Provide an exact copy of the data, excluding the images.
BEGIN DATA SECTION
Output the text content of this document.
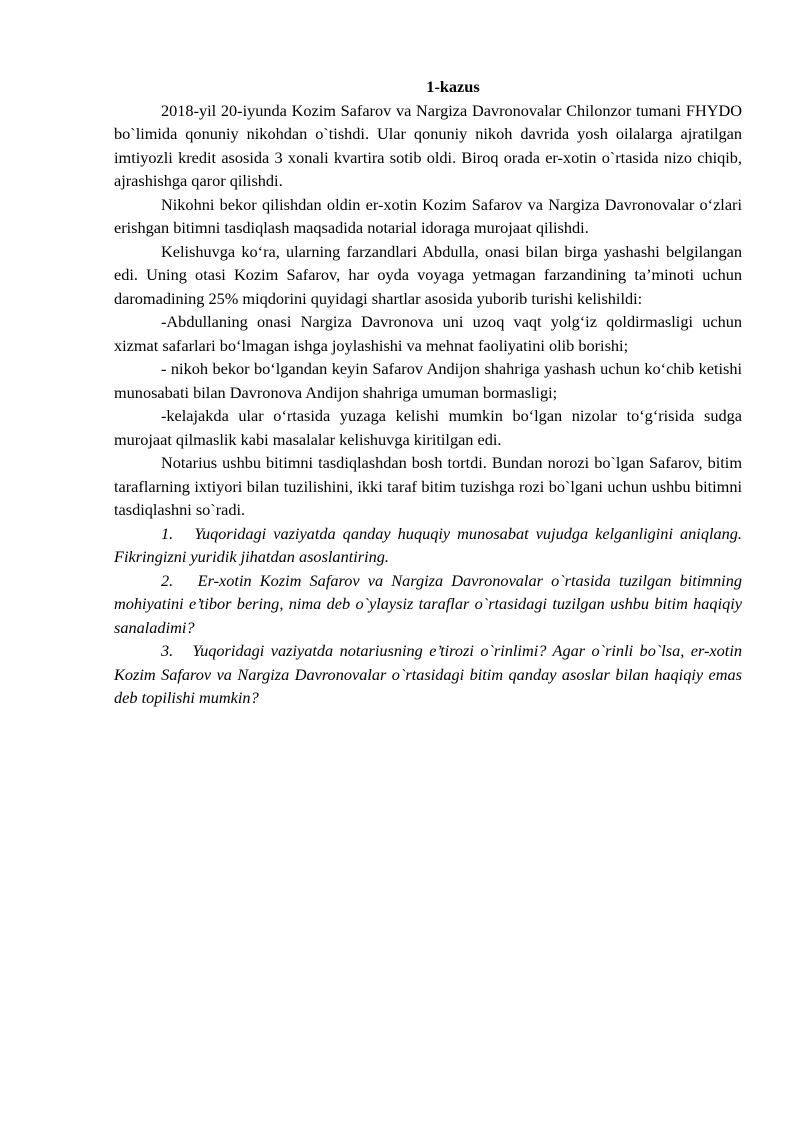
1-kazus

2018-yil 20-iyunda Kozim Safarov va Nargiza Davronovalar Chilonzor tumani FHYDO bo`limida qonuniy nikohdan o`tishdi. Ular qonuniy nikoh davrida yosh oilalarga ajratilgan imtiyozli kredit asosida 3 xonali kvartira sotib oldi. Biroq orada er-xotin o`rtasida nizo chiqib, ajrashishga qaror qilishdi.

Nikohni bekor qilishdan oldin er-xotin Kozim Safarov va Nargiza Davronovalar o‘zlari erishgan bitimni tasdiqlash maqsadida notarial idoraga murojaat qilishdi.

Kelishuvga ko‘ra, ularning farzandlari Abdulla, onasi bilan birga yashashi belgilangan edi. Uning otasi Kozim Safarov, har oyda voyaga yetmagan farzandining ta’minoti uchun daromadining 25% miqdorini quyidagi shartlar asosida yuborib turishi kelishildi:

-Abdullaning onasi Nargiza Davronova uni uzoq vaqt yolg‘iz qoldirmasligi uchun xizmat safarlari bo‘lmagan ishga joylashishi va mehnat faoliyatini olib borishi;

- nikoh bekor bo‘lgandan keyin Safarov Andijon shahriga yashash uchun ko‘chib ketishi munosabati bilan Davronova Andijon shahriga umuman bormasligi;

-kelajakda ular o‘rtasida yuzaga kelishi mumkin bo‘lgan nizolar to‘g‘risida sudga murojaat qilmaslik kabi masalalar kelishuvga kiritilgan edi.

Notarius ushbu bitimni tasdiqlashdan bosh tortdi. Bundan norozi bo`lgan Safarov, bitim taraflarning ixtiyori bilan tuzilishini, ikki taraf bitim tuzishga rozi bo`lgani uchun ushbu bitimni tasdiqlashni so`radi.

1.   Yuqoridagi vaziyatda qanday huquqiy munosabat vujudga kelganligini aniqlang. Fikringizni yuridik jihatdan asoslantiring.

2.   Er-xotin Kozim Safarov va Nargiza Davronovalar o`rtasida tuzilgan bitimning mohiyatini e’tibor bering, nima deb o`ylaysiz taraflar o`rtasidagi tuzilgan ushbu bitim haqiqiy sanaladimi?

3.   Yuqoridagi vaziyatda notariusning e’tirozi o`rinlimi? Agar o`rinli bo`lsa, er-xotin Kozim Safarov va Nargiza Davronovalar o`rtasidagi bitim qanday asoslar bilan haqiqiy emas deb topilishi mumkin?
END DATA SECTION
ANSWER TO THE EXERCISE.
Output the text content of this document.
1-kazus

2018-yil 20-iyunda Kozim Safarov va Nargiza Davronovalar Chilonzor tumani FHYDO bo`limida qonuniy nikohdan o`tishdi. Ular qonuniy nikoh davrida yosh oilalarga ajratilgan imtiyozli kredit asosida 3 xonali kvartira sotib oldi. Biroq orada er-xotin o`rtasida nizo chiqib, ajrashishga qaror qilishdi.

Nikohni bekor qilishdan oldin er-xotin Kozim Safarov va Nargiza Davronovalar o‘zlari erishgan bitimni tasdiqlash maqsadida notarial idoraga murojaat qilishdi.

Kelishuvga ko‘ra, ularning farzandlari Abdulla, onasi bilan birga yashashi belgilangan edi. Uning otasi Kozim Safarov, har oyda voyaga yetmagan farzandining ta’minoti uchun daromadining 25% miqdorini quyidagi shartlar asosida yuborib turishi kelishildi:

-Abdullaning onasi Nargiza Davronova uni uzoq vaqt yolg‘iz qoldirmasligi uchun xizmat safarlari bo‘lmagan ishga joylashishi va mehnat faoliyatini olib borishi;

- nikoh bekor bo‘lgandan keyin Safarov Andijon shahriga yashash uchun ko‘chib ketishi munosabati bilan Davronova Andijon shahriga umuman bormasligi;

-kelajakda ular o‘rtasida yuzaga kelishi mumkin bo‘lgan nizolar to‘g‘risida sudga murojaat qilmaslik kabi masalalar kelishuvga kiritilgan edi.

Notarius ushbu bitimni tasdiqlashdan bosh tortdi. Bundan norozi bo`lgan Safarov, bitim taraflarning ixtiyori bilan tuzilishini, ikki taraf bitim tuzishga rozi bo`lgani uchun ushbu bitimni tasdiqlashni so`radi.

1.   Yuqoridagi vaziyatda qanday huquqiy munosabat vujudga kelganligini aniqlang. Fikringizni yuridik jihatdan asoslantiring.

2.   Er-xotin Kozim Safarov va Nargiza Davronovalar o`rtasida tuzilgan bitimning mohiyatini e’tibor bering, nima deb o`ylaysiz taraflar o`rtasidagi tuzilgan ushbu bitim haqiqiy sanaladimi?

3.   Yuqoridagi vaziyatda notariusning e’tirozi o`rinlimi? Agar o`rinli bo`lsa, er-xotin Kozim Safarov va Nargiza Davronovalar o`rtasidagi bitim qanday asoslar bilan haqiqiy emas deb topilishi mumkin?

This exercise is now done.